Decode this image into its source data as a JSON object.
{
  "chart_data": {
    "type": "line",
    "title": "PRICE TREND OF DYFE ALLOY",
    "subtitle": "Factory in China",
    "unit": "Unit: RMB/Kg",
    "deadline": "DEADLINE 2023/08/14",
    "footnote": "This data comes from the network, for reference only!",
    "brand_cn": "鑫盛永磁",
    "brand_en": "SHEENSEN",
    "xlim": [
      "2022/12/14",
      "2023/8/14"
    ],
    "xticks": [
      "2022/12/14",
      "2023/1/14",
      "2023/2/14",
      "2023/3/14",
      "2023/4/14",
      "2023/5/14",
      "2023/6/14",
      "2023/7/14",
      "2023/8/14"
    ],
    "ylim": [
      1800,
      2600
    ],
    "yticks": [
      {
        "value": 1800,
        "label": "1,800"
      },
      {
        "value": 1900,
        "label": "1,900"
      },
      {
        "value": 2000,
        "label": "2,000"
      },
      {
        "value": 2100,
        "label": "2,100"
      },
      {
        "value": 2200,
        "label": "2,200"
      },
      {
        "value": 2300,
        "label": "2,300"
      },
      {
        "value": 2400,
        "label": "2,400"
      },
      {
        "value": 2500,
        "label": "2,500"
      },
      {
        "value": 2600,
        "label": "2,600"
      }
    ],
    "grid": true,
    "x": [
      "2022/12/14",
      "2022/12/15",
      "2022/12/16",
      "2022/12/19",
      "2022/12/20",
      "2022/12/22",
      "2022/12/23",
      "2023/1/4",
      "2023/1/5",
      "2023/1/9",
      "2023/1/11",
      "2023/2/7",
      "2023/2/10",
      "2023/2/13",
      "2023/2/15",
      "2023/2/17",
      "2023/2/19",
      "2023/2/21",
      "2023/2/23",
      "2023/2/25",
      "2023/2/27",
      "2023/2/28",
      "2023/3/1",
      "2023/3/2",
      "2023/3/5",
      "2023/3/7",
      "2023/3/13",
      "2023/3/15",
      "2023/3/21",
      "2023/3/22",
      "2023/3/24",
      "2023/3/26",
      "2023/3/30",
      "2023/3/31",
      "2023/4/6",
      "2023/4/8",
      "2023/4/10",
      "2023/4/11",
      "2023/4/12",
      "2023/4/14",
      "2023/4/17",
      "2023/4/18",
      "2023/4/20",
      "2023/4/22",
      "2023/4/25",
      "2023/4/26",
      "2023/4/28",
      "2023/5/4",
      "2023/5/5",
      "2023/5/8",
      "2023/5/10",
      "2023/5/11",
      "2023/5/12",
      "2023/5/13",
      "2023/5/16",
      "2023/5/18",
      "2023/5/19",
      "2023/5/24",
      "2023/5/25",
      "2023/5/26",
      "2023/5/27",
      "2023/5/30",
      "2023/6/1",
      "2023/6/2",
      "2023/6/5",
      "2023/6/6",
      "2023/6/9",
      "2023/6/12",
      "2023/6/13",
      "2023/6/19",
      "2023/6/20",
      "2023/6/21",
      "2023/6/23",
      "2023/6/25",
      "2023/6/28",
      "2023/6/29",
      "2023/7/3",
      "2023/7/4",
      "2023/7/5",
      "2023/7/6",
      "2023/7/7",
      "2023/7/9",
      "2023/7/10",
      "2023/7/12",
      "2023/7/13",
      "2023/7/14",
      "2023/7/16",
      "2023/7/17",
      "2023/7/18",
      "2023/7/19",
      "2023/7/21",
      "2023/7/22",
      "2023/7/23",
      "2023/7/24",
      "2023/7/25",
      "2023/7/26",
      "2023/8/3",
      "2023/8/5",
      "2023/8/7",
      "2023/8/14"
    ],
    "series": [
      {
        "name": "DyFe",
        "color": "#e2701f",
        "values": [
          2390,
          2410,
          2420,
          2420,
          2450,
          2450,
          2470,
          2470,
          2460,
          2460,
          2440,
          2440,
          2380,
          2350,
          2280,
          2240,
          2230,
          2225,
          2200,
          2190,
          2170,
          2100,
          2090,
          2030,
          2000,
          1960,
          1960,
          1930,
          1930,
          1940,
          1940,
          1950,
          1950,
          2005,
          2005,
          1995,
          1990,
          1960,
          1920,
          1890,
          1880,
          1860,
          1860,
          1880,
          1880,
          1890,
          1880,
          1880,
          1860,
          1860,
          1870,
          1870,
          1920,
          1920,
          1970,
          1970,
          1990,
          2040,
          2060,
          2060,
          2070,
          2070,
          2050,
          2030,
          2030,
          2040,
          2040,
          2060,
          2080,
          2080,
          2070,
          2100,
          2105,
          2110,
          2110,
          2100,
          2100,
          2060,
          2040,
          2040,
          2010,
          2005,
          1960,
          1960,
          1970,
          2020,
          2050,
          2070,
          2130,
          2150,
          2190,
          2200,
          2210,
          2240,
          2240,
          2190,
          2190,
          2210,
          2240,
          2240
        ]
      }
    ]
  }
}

INSTRUCTION – Write out the full set of records exactly as given.

OUTPUT BELOW –
Decode this image into its source data as a JSON object.
{
  "chart_data": {
    "type": "line",
    "title": "PRICE TREND OF DYFE ALLOY",
    "subtitle": "Factory in China",
    "unit": "Unit: RMB/Kg",
    "deadline": "DEADLINE 2023/08/14",
    "footnote": "This data comes from the network, for reference only!",
    "brand_cn": "鑫盛永磁",
    "brand_en": "SHEENSEN",
    "xlim": [
      "2022/12/14",
      "2023/8/14"
    ],
    "xticks": [
      "2022/12/14",
      "2023/1/14",
      "2023/2/14",
      "2023/3/14",
      "2023/4/14",
      "2023/5/14",
      "2023/6/14",
      "2023/7/14",
      "2023/8/14"
    ],
    "ylim": [
      1800,
      2600
    ],
    "yticks": [
      {
        "value": 1800,
        "label": "1,800"
      },
      {
        "value": 1900,
        "label": "1,900"
      },
      {
        "value": 2000,
        "label": "2,000"
      },
      {
        "value": 2100,
        "label": "2,100"
      },
      {
        "value": 2200,
        "label": "2,200"
      },
      {
        "value": 2300,
        "label": "2,300"
      },
      {
        "value": 2400,
        "label": "2,400"
      },
      {
        "value": 2500,
        "label": "2,500"
      },
      {
        "value": 2600,
        "label": "2,600"
      }
    ],
    "grid": true,
    "x": [
      "2022/12/14",
      "2022/12/15",
      "2022/12/16",
      "2022/12/19",
      "2022/12/20",
      "2022/12/22",
      "2022/12/23",
      "2023/1/4",
      "2023/1/5",
      "2023/1/9",
      "2023/1/11",
      "2023/2/7",
      "2023/2/10",
      "2023/2/13",
      "2023/2/15",
      "2023/2/17",
      "2023/2/19",
      "2023/2/21",
      "2023/2/23",
      "2023/2/25",
      "2023/2/27",
      "2023/2/28",
      "2023/3/1",
      "2023/3/2",
      "2023/3/5",
      "2023/3/7",
      "2023/3/13",
      "2023/3/15",
      "2023/3/21",
      "2023/3/22",
      "2023/3/24",
      "2023/3/26",
      "2023/3/30",
      "2023/3/31",
      "2023/4/6",
      "2023/4/8",
      "2023/4/10",
      "2023/4/11",
      "2023/4/12",
      "2023/4/14",
      "2023/4/17",
      "2023/4/18",
      "2023/4/20",
      "2023/4/22",
      "2023/4/25",
      "2023/4/26",
      "2023/4/28",
      "2023/5/4",
      "2023/5/5",
      "2023/5/8",
      "2023/5/10",
      "2023/5/11",
      "2023/5/12",
      "2023/5/13",
      "2023/5/16",
      "2023/5/18",
      "2023/5/19",
      "2023/5/24",
      "2023/5/25",
      "2023/5/26",
      "2023/5/27",
      "2023/5/30",
      "2023/6/1",
      "2023/6/2",
      "2023/6/5",
      "2023/6/6",
      "2023/6/9",
      "2023/6/12",
      "2023/6/13",
      "2023/6/19",
      "2023/6/20",
      "2023/6/21",
      "2023/6/23",
      "2023/6/25",
      "2023/6/28",
      "2023/6/29",
      "2023/7/3",
      "2023/7/4",
      "2023/7/5",
      "2023/7/6",
      "2023/7/7",
      "2023/7/9",
      "2023/7/10",
      "2023/7/12",
      "2023/7/13",
      "2023/7/14",
      "2023/7/16",
      "2023/7/17",
      "2023/7/18",
      "2023/7/19",
      "2023/7/21",
      "2023/7/22",
      "2023/7/23",
      "2023/7/24",
      "2023/7/25",
      "2023/7/26",
      "2023/8/3",
      "2023/8/5",
      "2023/8/7",
      "2023/8/14"
    ],
    "series": [
      {
        "name": "DyFe",
        "color": "#e2701f",
        "values": [
          2390,
          2410,
          2420,
          2420,
          2450,
          2450,
          2470,
          2470,
          2460,
          2460,
          2440,
          2440,
          2380,
          2350,
          2280,
          2240,
          2230,
          2225,
          2200,
          2190,
          2170,
          2100,
          2090,
          2030,
          2000,
          1960,
          1960,
          1930,
          1930,
          1940,
          1940,
          1950,
          1950,
          2005,
          2005,
          1995,
          1990,
          1960,
          1920,
          1890,
          1880,
          1860,
          1860,
          1880,
          1880,
          1890,
          1880,
          1880,
          1860,
          1860,
          1870,
          1870,
          1920,
          1920,
          1970,
          1970,
          1990,
          2040,
          2060,
          2060,
          2070,
          2070,
          2050,
          2030,
          2030,
          2040,
          2040,
          2060,
          2080,
          2080,
          2070,
          2100,
          2105,
          2110,
          2110,
          2100,
          2100,
          2060,
          2040,
          2040,
          2010,
          2005,
          1960,
          1960,
          1970,
          2020,
          2050,
          2070,
          2130,
          2150,
          2190,
          2200,
          2210,
          2240,
          2240,
          2190,
          2190,
          2210,
          2240,
          2240
        ]
      }
    ]
  }
}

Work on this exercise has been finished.